Records from a data collection:
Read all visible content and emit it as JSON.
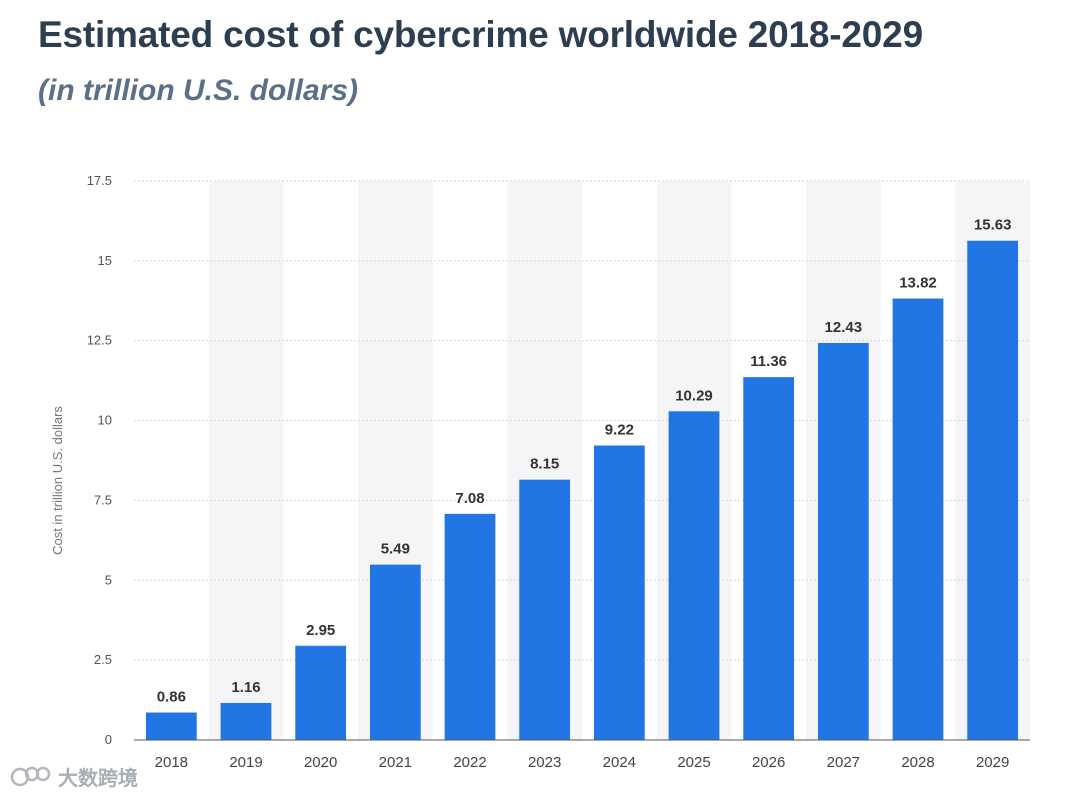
{
  "header": {
    "title": "Estimated cost of cybercrime worldwide 2018-2029",
    "subtitle": "(in trillion U.S. dollars)"
  },
  "watermark": {
    "text": "大数跨境"
  },
  "colors": {
    "bar": "#2176e4",
    "stripe": "#f5f5f7",
    "grid": "#d6d6d6",
    "title": "#2c3e50"
  },
  "chart_data": {
    "type": "bar",
    "title": "Estimated cost of cybercrime worldwide 2018-2029",
    "subtitle": "(in trillion U.S. dollars)",
    "xlabel": "",
    "ylabel": "Cost in trillion U.S. dollars",
    "ylim": [
      0,
      17.5
    ],
    "yticks": [
      0,
      2.5,
      5,
      7.5,
      10,
      12.5,
      15,
      17.5
    ],
    "ytick_labels": [
      "0",
      "2.5",
      "5",
      "7.5",
      "10",
      "12.5",
      "15",
      "17.5"
    ],
    "grid": true,
    "categories": [
      "2018",
      "2019",
      "2020",
      "2021",
      "2022",
      "2023",
      "2024",
      "2025",
      "2026",
      "2027",
      "2028",
      "2029"
    ],
    "values": [
      0.86,
      1.16,
      2.95,
      5.49,
      7.08,
      8.15,
      9.22,
      10.29,
      11.36,
      12.43,
      13.82,
      15.63
    ],
    "value_labels": [
      "0.86",
      "1.16",
      "2.95",
      "5.49",
      "7.08",
      "8.15",
      "9.22",
      "10.29",
      "11.36",
      "12.43",
      "13.82",
      "15.63"
    ]
  }
}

TASK GOAL: Quote the full listing above word for word; exclude every picture from the copy.

FINISHED EXERCISE:
Read all visible content and emit it as JSON.
{
  "header": {
    "title": "Estimated cost of cybercrime worldwide 2018-2029",
    "subtitle": "(in trillion U.S. dollars)"
  },
  "watermark": {
    "text": "大数跨境"
  },
  "colors": {
    "bar": "#2176e4",
    "stripe": "#f5f5f7",
    "grid": "#d6d6d6",
    "title": "#2c3e50"
  },
  "chart_data": {
    "type": "bar",
    "title": "Estimated cost of cybercrime worldwide 2018-2029",
    "subtitle": "(in trillion U.S. dollars)",
    "xlabel": "",
    "ylabel": "Cost in trillion U.S. dollars",
    "ylim": [
      0,
      17.5
    ],
    "yticks": [
      0,
      2.5,
      5,
      7.5,
      10,
      12.5,
      15,
      17.5
    ],
    "ytick_labels": [
      "0",
      "2.5",
      "5",
      "7.5",
      "10",
      "12.5",
      "15",
      "17.5"
    ],
    "grid": true,
    "categories": [
      "2018",
      "2019",
      "2020",
      "2021",
      "2022",
      "2023",
      "2024",
      "2025",
      "2026",
      "2027",
      "2028",
      "2029"
    ],
    "values": [
      0.86,
      1.16,
      2.95,
      5.49,
      7.08,
      8.15,
      9.22,
      10.29,
      11.36,
      12.43,
      13.82,
      15.63
    ],
    "value_labels": [
      "0.86",
      "1.16",
      "2.95",
      "5.49",
      "7.08",
      "8.15",
      "9.22",
      "10.29",
      "11.36",
      "12.43",
      "13.82",
      "15.63"
    ]
  }
}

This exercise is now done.